Written exercise: The listing beneath should be written out in full, exactly as shown.

Dataset items
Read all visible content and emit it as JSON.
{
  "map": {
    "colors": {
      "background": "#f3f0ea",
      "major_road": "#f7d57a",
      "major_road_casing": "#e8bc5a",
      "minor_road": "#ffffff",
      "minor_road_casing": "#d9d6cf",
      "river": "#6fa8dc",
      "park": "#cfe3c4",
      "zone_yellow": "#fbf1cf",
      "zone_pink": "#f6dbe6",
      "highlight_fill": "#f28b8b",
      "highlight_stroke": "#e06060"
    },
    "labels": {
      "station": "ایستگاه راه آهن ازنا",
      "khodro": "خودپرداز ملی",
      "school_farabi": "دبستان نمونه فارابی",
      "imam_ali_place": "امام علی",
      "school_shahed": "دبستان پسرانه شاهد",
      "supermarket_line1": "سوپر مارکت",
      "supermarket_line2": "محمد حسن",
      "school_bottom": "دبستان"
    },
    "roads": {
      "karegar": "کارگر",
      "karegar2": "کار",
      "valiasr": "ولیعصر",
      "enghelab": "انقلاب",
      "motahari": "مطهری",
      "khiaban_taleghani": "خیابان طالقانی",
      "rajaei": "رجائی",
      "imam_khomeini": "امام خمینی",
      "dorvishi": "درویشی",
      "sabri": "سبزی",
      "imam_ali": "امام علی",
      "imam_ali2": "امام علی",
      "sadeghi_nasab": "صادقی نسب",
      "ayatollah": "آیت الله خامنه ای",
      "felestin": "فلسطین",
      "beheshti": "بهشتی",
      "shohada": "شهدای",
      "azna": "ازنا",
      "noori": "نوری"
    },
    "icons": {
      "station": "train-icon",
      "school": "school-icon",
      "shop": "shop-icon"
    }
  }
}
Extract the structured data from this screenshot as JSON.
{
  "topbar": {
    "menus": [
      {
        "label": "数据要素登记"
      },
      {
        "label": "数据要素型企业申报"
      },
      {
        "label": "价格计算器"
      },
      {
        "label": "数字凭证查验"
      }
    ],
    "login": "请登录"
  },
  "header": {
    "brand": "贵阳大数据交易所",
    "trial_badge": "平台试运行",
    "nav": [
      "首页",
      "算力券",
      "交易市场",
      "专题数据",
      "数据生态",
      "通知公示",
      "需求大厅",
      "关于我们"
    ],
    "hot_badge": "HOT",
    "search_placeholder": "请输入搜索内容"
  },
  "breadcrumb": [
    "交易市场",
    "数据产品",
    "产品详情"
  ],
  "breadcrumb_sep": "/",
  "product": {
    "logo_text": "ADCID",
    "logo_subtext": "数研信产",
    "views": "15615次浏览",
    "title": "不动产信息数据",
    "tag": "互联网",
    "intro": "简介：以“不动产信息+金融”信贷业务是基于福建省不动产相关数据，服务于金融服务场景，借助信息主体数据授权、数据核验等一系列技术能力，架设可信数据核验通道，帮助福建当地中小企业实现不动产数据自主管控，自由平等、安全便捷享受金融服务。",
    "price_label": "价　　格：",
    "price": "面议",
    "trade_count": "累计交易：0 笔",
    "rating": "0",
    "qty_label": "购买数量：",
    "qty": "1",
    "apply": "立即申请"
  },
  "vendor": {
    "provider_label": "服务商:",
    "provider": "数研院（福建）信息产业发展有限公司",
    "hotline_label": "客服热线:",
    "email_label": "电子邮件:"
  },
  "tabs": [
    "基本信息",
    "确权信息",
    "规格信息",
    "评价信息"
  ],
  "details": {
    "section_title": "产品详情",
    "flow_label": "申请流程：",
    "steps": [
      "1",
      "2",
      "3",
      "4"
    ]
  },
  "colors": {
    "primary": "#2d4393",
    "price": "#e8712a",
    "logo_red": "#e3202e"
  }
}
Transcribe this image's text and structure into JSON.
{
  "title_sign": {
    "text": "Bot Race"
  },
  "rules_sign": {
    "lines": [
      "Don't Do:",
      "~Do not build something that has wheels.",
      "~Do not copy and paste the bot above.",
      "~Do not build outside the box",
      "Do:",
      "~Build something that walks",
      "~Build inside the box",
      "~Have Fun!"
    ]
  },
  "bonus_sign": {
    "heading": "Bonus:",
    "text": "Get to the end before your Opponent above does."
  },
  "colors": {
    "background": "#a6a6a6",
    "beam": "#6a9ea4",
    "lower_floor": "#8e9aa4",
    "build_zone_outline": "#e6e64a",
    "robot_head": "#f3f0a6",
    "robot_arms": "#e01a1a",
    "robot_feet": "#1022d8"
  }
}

Solution to this problem:
Read all visible content and emit it as JSON.
{
  "map": {
    "colors": {
      "background": "#f3f0ea",
      "major_road": "#f7d57a",
      "major_road_casing": "#e8bc5a",
      "minor_road": "#ffffff",
      "minor_road_casing": "#d9d6cf",
      "river": "#6fa8dc",
      "park": "#cfe3c4",
      "zone_yellow": "#fbf1cf",
      "zone_pink": "#f6dbe6",
      "highlight_fill": "#f28b8b",
      "highlight_stroke": "#e06060"
    },
    "labels": {
      "station": "ایستگاه راه آهن ازنا",
      "khodro": "خودپرداز ملی",
      "school_farabi": "دبستان نمونه فارابی",
      "imam_ali_place": "امام علی",
      "school_shahed": "دبستان پسرانه شاهد",
      "supermarket_line1": "سوپر مارکت",
      "supermarket_line2": "محمد حسن",
      "school_bottom": "دبستان"
    },
    "roads": {
      "karegar": "کارگر",
      "karegar2": "کار",
      "valiasr": "ولیعصر",
      "enghelab": "انقلاب",
      "motahari": "مطهری",
      "khiaban_taleghani": "خیابان طالقانی",
      "rajaei": "رجائی",
      "imam_khomeini": "امام خمینی",
      "dorvishi": "درویشی",
      "sabri": "سبزی",
      "imam_ali": "امام علی",
      "imam_ali2": "امام علی",
      "sadeghi_nasab": "صادقی نسب",
      "ayatollah": "آیت الله خامنه ای",
      "felestin": "فلسطین",
      "beheshti": "بهشتی",
      "shohada": "شهدای",
      "azna": "ازنا",
      "noori": "نوری"
    },
    "icons": {
      "station": "train-icon",
      "school": "school-icon",
      "shop": "shop-icon"
    }
  }
}
Extract the structured data from this screenshot as JSON.
{
  "topbar": {
    "menus": [
      {
        "label": "数据要素登记"
      },
      {
        "label": "数据要素型企业申报"
      },
      {
        "label": "价格计算器"
      },
      {
        "label": "数字凭证查验"
      }
    ],
    "login": "请登录"
  },
  "header": {
    "brand": "贵阳大数据交易所",
    "trial_badge": "平台试运行",
    "nav": [
      "首页",
      "算力券",
      "交易市场",
      "专题数据",
      "数据生态",
      "通知公示",
      "需求大厅",
      "关于我们"
    ],
    "hot_badge": "HOT",
    "search_placeholder": "请输入搜索内容"
  },
  "breadcrumb": [
    "交易市场",
    "数据产品",
    "产品详情"
  ],
  "breadcrumb_sep": "/",
  "product": {
    "logo_text": "ADCID",
    "logo_subtext": "数研信产",
    "views": "15615次浏览",
    "title": "不动产信息数据",
    "tag": "互联网",
    "intro": "简介：以“不动产信息+金融”信贷业务是基于福建省不动产相关数据，服务于金融服务场景，借助信息主体数据授权、数据核验等一系列技术能力，架设可信数据核验通道，帮助福建当地中小企业实现不动产数据自主管控，自由平等、安全便捷享受金融服务。",
    "price_label": "价　　格：",
    "price": "面议",
    "trade_count": "累计交易：0 笔",
    "rating": "0",
    "qty_label": "购买数量：",
    "qty": "1",
    "apply": "立即申请"
  },
  "vendor": {
    "provider_label": "服务商:",
    "provider": "数研院（福建）信息产业发展有限公司",
    "hotline_label": "客服热线:",
    "email_label": "电子邮件:"
  },
  "tabs": [
    "基本信息",
    "确权信息",
    "规格信息",
    "评价信息"
  ],
  "details": {
    "section_title": "产品详情",
    "flow_label": "申请流程：",
    "steps": [
      "1",
      "2",
      "3",
      "4"
    ]
  },
  "colors": {
    "primary": "#2d4393",
    "price": "#e8712a",
    "logo_red": "#e3202e"
  }
}
Transcribe this image's text and structure into JSON.
{
  "title_sign": {
    "text": "Bot Race"
  },
  "rules_sign": {
    "lines": [
      "Don't Do:",
      "~Do not build something that has wheels.",
      "~Do not copy and paste the bot above.",
      "~Do not build outside the box",
      "Do:",
      "~Build something that walks",
      "~Build inside the box",
      "~Have Fun!"
    ]
  },
  "bonus_sign": {
    "heading": "Bonus:",
    "text": "Get to the end before your Opponent above does."
  },
  "colors": {
    "background": "#a6a6a6",
    "beam": "#6a9ea4",
    "lower_floor": "#8e9aa4",
    "build_zone_outline": "#e6e64a",
    "robot_head": "#f3f0a6",
    "robot_arms": "#e01a1a",
    "robot_feet": "#1022d8"
  }
}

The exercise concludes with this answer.